#### Passage shown:
§
Infinite–dimensional vector function

An infinite–dimensional vector function is a function whose values lie in an infinite-dimensional topological vector space, such as a Hilbert space or a Banach space. Such functions are applied in most sciences including physics.

Set ${\displaystyle f_k(t)=t/k^2}$ for every positive integer ${\displaystyle k}$ and every real number ${\displaystyle t.}$ Then the function ${\displaystyle f}$ defined by the formula $${\displaystyle f(t)=(f_1(t),f_2(t),f_3(t),\dots ),}$$ takes values that lie in the infinite-dimensional vector space ${\displaystyle X}$ (or ${\displaystyle {\mathbb{ℝ}}^{\mathbb{\mathbb{N}}}}$) of real-valued sequences. For example, $${\displaystyle f(2)=(2,\frac{2}{4},\frac{2}{9},\frac{2}{16},\frac{2}{25},\dots ).}$$

As a number of different topologies can be defined on the space ${\displaystyle X,}$ to talk about the derivative of ${\displaystyle f,}$ it is first necessary to specify a topology on ${\displaystyle X}$ or the concept of a limit in ${\displaystyle X.}$

Moreover, for any set ${\displaystyle A,}$ there exist infinite-dimensional vector spaces having the (Hamel) dimension of the cardinality of ${\displaystyle A}$ (for example, the space of functions ${\displaystyle A\to K}$ with finitely-many nonzero elements, where ${\displaystyle K}$ is the desired field of scalars). Furthermore, the argument ${\displaystyle t}$ could lie in any set instead of the set of real numbers.

Most theorems on integration and differentiation of scalar functions can be generalized to vector-valued functions, often using essentially the same proofs. Perhaps the most important exception is that absolutely continuous functions need not equal the integrals of their (a.e.) derivatives (unless, for example, ${\displaystyle X}$ is a Hilbert space); see Radon–Nikodym theorem

A curve is a continuous map of the unit interval (or more generally, of a non−degenerate closed interval of real numbers) into a topological space. An arc is a curve that is also a topological embedding. A curve valued in a Hausdorff space is an arc if and only if it is injective.

If ${\displaystyle f:[0,1]\to X,}$ where ${\displaystyle X}$ is a Banach space or another topological vector space then the derivative of ${\displaystyle f}$ can be defined in the usual way: $${\displaystyle f^{\prime }(t)=\underset{h\to 0}{\lim }\frac{f(t+h)-f(t)}{h}.}$$

If ${\displaystyle f}$ is a function of real numbers with values in a Hilbert space ${\displaystyle X,}$ then the derivative of ${\displaystyle f}$ at a point ${\displaystyle t}$ can be defined as in the finite-dimensional case: $${\displaystyle f^{\prime }(t)=\underset{h\to 0}{\lim }\frac{f(t+h)-f(t)}{h}.}$$ Most results of the finite-dimensional case also hold in the infinite-dimensional case too, with some modifications. Differentiation can also be defined to functions of several variables (for example, ${\displaystyle t\in R^n}$ or even ${\displaystyle t\in Y,}$ where ${\displaystyle Y}$ is an infinite-dimensional vector space).
§
#### Dataset:

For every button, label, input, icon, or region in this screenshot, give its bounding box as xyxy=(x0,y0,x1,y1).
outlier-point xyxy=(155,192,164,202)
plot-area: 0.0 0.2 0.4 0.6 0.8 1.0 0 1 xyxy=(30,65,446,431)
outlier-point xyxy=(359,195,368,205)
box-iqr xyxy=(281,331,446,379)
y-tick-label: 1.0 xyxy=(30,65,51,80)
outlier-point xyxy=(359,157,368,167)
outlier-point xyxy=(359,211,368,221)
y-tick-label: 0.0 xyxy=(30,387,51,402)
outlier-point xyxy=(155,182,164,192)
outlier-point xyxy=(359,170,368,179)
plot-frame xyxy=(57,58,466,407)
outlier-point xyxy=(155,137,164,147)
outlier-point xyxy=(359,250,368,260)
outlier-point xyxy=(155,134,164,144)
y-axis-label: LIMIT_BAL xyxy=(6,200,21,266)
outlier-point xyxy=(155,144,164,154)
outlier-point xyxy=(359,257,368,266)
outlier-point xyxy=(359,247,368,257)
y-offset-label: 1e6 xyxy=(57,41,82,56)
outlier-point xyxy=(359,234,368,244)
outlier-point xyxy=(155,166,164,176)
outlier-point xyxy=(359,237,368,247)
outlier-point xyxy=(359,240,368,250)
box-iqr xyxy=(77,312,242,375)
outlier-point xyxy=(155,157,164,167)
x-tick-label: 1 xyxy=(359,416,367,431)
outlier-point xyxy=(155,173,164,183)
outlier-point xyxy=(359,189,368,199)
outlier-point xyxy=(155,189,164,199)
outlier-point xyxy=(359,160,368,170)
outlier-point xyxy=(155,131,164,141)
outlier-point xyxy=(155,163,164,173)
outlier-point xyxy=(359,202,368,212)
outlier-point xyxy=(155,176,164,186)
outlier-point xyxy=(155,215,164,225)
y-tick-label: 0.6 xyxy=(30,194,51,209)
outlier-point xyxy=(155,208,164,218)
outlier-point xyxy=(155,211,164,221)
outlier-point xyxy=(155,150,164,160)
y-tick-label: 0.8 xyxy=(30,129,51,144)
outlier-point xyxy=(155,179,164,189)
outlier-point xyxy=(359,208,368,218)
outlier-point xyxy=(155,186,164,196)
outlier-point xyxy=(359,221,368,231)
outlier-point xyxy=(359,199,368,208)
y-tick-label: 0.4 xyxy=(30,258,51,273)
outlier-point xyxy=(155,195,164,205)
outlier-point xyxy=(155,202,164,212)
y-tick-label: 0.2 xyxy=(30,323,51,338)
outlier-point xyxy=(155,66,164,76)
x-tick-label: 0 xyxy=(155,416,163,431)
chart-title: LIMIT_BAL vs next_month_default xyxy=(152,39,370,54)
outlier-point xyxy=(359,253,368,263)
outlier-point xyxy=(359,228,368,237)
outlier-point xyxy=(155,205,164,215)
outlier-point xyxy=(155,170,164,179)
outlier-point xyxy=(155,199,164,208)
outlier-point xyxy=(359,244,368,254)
§
#### Stated exercise:
According to the passage on infinite-dimensional vector functions, under what condition is a curve valued in a Hausdorff space an arc? The rows are separate material and have no connection to the passage on infinite-dimensional vector functions.

#### Task output:
It is an arc if and only if it is injective.